Stated exercise: Reproduce the material exactly, omitting nothing.

*** Dataset records ***

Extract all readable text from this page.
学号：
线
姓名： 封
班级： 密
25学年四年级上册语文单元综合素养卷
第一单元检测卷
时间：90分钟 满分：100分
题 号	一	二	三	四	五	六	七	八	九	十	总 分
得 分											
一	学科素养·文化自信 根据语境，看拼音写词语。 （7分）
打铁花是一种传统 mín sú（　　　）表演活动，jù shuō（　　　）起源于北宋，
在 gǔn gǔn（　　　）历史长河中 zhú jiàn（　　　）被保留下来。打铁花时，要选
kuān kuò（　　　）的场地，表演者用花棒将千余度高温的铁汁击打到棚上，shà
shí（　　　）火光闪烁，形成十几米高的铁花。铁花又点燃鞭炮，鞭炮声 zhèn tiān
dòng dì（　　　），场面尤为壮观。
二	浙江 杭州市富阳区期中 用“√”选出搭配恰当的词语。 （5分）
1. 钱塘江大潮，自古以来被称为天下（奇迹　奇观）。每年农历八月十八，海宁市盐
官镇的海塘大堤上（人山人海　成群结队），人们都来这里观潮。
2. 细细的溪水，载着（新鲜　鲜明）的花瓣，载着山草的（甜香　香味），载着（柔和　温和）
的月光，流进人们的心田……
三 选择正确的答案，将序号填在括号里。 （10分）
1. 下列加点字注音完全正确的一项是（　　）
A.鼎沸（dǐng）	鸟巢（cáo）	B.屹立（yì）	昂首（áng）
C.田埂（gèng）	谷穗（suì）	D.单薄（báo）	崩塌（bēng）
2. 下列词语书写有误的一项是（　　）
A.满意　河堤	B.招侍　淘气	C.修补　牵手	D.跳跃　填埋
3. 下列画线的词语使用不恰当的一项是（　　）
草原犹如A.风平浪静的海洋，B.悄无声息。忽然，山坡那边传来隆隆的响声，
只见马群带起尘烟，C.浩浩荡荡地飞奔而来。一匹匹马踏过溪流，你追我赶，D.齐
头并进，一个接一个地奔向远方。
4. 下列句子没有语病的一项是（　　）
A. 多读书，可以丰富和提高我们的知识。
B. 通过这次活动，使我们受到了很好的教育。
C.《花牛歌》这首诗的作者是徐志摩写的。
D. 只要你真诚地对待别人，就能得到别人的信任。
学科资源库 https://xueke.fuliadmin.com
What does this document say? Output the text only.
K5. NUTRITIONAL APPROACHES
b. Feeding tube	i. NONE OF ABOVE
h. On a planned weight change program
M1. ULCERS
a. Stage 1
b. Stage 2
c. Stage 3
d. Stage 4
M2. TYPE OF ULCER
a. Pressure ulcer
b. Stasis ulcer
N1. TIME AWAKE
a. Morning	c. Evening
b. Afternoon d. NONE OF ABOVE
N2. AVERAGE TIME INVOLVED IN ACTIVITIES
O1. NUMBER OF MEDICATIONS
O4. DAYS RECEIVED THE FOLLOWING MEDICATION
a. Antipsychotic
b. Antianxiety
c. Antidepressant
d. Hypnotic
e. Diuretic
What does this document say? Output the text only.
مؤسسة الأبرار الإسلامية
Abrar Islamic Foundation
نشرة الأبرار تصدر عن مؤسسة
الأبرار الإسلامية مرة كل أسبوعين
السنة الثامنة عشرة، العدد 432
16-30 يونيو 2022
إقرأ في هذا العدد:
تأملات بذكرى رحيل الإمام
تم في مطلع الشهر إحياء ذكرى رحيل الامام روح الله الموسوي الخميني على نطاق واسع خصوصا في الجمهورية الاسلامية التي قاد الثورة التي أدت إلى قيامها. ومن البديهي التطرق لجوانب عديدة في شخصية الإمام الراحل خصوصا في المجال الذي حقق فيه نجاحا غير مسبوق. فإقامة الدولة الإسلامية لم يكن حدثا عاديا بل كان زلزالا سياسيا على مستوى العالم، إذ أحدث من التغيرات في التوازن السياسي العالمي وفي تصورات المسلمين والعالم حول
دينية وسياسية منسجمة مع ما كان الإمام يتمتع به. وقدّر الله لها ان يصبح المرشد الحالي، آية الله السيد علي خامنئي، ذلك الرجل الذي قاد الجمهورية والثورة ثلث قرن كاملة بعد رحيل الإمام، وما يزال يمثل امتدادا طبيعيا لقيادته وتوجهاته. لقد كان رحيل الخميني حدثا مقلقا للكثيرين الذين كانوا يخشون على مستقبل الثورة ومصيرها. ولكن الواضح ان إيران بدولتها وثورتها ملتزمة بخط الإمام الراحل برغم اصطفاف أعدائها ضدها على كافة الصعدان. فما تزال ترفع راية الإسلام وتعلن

***

Response:
Extract all readable text from this page.
学号：
线
姓名： 封
班级： 密
25学年四年级上册语文单元综合素养卷
第一单元检测卷
时间：90分钟 满分：100分
题 号	一	二	三	四	五	六	七	八	九	十	总 分
得 分											
一	学科素养·文化自信 根据语境，看拼音写词语。 （7分）
打铁花是一种传统 mín sú（　　　）表演活动，jù shuō（　　　）起源于北宋，
在 gǔn gǔn（　　　）历史长河中 zhú jiàn（　　　）被保留下来。打铁花时，要选
kuān kuò（　　　）的场地，表演者用花棒将千余度高温的铁汁击打到棚上，shà
shí（　　　）火光闪烁，形成十几米高的铁花。铁花又点燃鞭炮，鞭炮声 zhèn tiān
dòng dì（　　　），场面尤为壮观。
二	浙江 杭州市富阳区期中 用“√”选出搭配恰当的词语。 （5分）
1. 钱塘江大潮，自古以来被称为天下（奇迹　奇观）。每年农历八月十八，海宁市盐
官镇的海塘大堤上（人山人海　成群结队），人们都来这里观潮。
2. 细细的溪水，载着（新鲜　鲜明）的花瓣，载着山草的（甜香　香味），载着（柔和　温和）
的月光，流进人们的心田……
三 选择正确的答案，将序号填在括号里。 （10分）
1. 下列加点字注音完全正确的一项是（　　）
A.鼎沸（dǐng）	鸟巢（cáo）	B.屹立（yì）	昂首（áng）
C.田埂（gèng）	谷穗（suì）	D.单薄（báo）	崩塌（bēng）
2. 下列词语书写有误的一项是（　　）
A.满意　河堤	B.招侍　淘气	C.修补　牵手	D.跳跃　填埋
3. 下列画线的词语使用不恰当的一项是（　　）
草原犹如A.风平浪静的海洋，B.悄无声息。忽然，山坡那边传来隆隆的响声，
只见马群带起尘烟，C.浩浩荡荡地飞奔而来。一匹匹马踏过溪流，你追我赶，D.齐
头并进，一个接一个地奔向远方。
4. 下列句子没有语病的一项是（　　）
A. 多读书，可以丰富和提高我们的知识。
B. 通过这次活动，使我们受到了很好的教育。
C.《花牛歌》这首诗的作者是徐志摩写的。
D. 只要你真诚地对待别人，就能得到别人的信任。
学科资源库 https://xueke.fuliadmin.com
What does this document say? Output the text only.
K5. NUTRITIONAL APPROACHES
b. Feeding tube	i. NONE OF ABOVE
h. On a planned weight change program
M1. ULCERS
a. Stage 1
b. Stage 2
c. Stage 3
d. Stage 4
M2. TYPE OF ULCER
a. Pressure ulcer
b. Stasis ulcer
N1. TIME AWAKE
a. Morning	c. Evening
b. Afternoon d. NONE OF ABOVE
N2. AVERAGE TIME INVOLVED IN ACTIVITIES
O1. NUMBER OF MEDICATIONS
O4. DAYS RECEIVED THE FOLLOWING MEDICATION
a. Antipsychotic
b. Antianxiety
c. Antidepressant
d. Hypnotic
e. Diuretic
What does this document say? Output the text only.
مؤسسة الأبرار الإسلامية
Abrar Islamic Foundation
نشرة الأبرار تصدر عن مؤسسة
الأبرار الإسلامية مرة كل أسبوعين
السنة الثامنة عشرة، العدد 432
16-30 يونيو 2022
إقرأ في هذا العدد:
تأملات بذكرى رحيل الإمام
تم في مطلع الشهر إحياء ذكرى رحيل الامام روح الله الموسوي الخميني على نطاق واسع خصوصا في الجمهورية الاسلامية التي قاد الثورة التي أدت إلى قيامها. ومن البديهي التطرق لجوانب عديدة في شخصية الإمام الراحل خصوصا في المجال الذي حقق فيه نجاحا غير مسبوق. فإقامة الدولة الإسلامية لم يكن حدثا عاديا بل كان زلزالا سياسيا على مستوى العالم، إذ أحدث من التغيرات في التوازن السياسي العالمي وفي تصورات المسلمين والعالم حول
دينية وسياسية منسجمة مع ما كان الإمام يتمتع به. وقدّر الله لها ان يصبح المرشد الحالي، آية الله السيد علي خامنئي، ذلك الرجل الذي قاد الجمهورية والثورة ثلث قرن كاملة بعد رحيل الإمام، وما يزال يمثل امتدادا طبيعيا لقيادته وتوجهاته. لقد كان رحيل الخميني حدثا مقلقا للكثيرين الذين كانوا يخشون على مستقبل الثورة ومصيرها. ولكن الواضح ان إيران بدولتها وثورتها ملتزمة بخط الإمام الراحل برغم اصطفاف أعدائها ضدها على كافة الصعدان. فما تزال ترفع راية الإسلام وتعلن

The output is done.